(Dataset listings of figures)
↓

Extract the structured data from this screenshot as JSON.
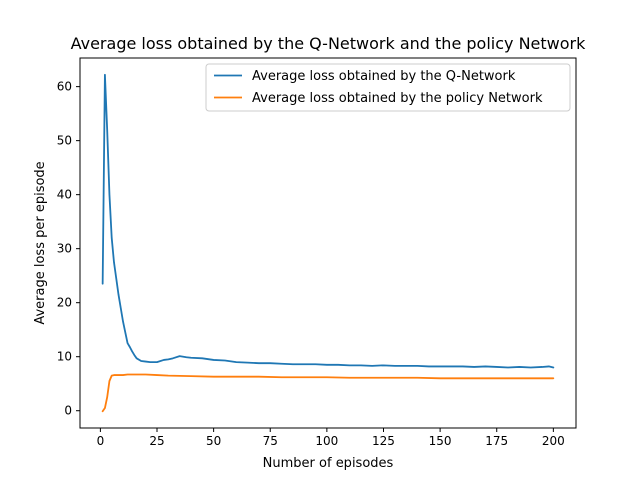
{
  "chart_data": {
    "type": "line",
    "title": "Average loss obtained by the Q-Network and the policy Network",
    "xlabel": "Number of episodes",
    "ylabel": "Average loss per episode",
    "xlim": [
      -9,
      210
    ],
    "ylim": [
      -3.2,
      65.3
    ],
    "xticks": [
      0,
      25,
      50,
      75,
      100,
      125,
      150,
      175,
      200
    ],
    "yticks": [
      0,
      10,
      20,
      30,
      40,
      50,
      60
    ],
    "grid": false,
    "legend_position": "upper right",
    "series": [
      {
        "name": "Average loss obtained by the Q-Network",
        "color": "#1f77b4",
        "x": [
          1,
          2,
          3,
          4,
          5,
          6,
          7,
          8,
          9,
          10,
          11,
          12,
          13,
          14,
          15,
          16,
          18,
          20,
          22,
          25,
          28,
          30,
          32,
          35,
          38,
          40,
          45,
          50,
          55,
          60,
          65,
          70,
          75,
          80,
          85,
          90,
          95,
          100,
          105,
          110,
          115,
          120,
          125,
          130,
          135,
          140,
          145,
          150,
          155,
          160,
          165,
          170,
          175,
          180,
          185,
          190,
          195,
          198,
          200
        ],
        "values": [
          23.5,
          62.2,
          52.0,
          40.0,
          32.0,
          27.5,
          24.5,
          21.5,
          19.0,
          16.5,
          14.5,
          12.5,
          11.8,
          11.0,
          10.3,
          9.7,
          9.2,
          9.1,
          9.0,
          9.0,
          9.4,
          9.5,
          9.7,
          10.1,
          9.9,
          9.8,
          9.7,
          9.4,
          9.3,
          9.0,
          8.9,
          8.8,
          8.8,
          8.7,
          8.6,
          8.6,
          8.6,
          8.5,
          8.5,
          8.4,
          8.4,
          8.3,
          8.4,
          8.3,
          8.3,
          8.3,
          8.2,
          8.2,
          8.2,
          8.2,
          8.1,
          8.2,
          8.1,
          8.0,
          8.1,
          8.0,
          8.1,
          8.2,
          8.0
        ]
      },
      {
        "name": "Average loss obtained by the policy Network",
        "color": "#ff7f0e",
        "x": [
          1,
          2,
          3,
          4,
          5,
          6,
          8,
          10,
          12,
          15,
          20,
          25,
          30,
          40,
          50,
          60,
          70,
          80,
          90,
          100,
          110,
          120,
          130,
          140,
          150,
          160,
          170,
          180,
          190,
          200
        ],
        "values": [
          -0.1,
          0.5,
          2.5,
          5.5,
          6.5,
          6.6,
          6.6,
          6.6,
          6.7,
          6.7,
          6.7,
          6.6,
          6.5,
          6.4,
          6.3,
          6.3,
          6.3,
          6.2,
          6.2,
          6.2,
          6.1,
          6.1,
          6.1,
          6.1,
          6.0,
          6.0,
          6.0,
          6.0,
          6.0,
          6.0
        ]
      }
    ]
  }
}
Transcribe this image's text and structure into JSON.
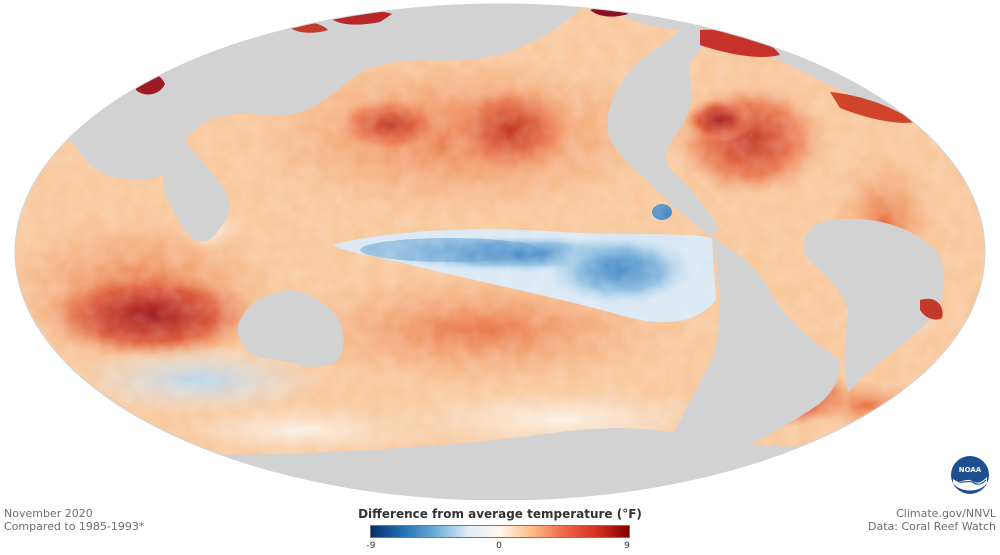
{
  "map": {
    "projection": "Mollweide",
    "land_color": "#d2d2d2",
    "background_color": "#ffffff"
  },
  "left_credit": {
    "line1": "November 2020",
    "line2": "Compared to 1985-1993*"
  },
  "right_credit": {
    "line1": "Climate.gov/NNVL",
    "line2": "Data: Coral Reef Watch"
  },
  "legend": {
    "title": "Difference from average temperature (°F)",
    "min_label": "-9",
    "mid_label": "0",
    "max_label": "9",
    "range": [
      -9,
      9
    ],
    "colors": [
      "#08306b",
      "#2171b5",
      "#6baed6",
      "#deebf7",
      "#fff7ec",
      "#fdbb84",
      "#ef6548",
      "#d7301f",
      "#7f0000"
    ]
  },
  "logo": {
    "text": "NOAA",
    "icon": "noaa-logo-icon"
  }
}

↑

## [REQUIREMENT]
Output verbatim the lines beginning at the line with "Transcribe this image's" and ending at the last line of the material above, inclusive. Do not carry over any pictures.

## [WORKED ANSWER]
Transcribe this image's text and structure into JSON.
{
  "map": {
    "projection": "Mollweide",
    "land_color": "#d2d2d2",
    "background_color": "#ffffff"
  },
  "left_credit": {
    "line1": "November 2020",
    "line2": "Compared to 1985-1993*"
  },
  "right_credit": {
    "line1": "Climate.gov/NNVL",
    "line2": "Data: Coral Reef Watch"
  },
  "legend": {
    "title": "Difference from average temperature (°F)",
    "min_label": "-9",
    "mid_label": "0",
    "max_label": "9",
    "range": [
      -9,
      9
    ],
    "colors": [
      "#08306b",
      "#2171b5",
      "#6baed6",
      "#deebf7",
      "#fff7ec",
      "#fdbb84",
      "#ef6548",
      "#d7301f",
      "#7f0000"
    ]
  },
  "logo": {
    "text": "NOAA",
    "icon": "noaa-logo-icon"
  }
}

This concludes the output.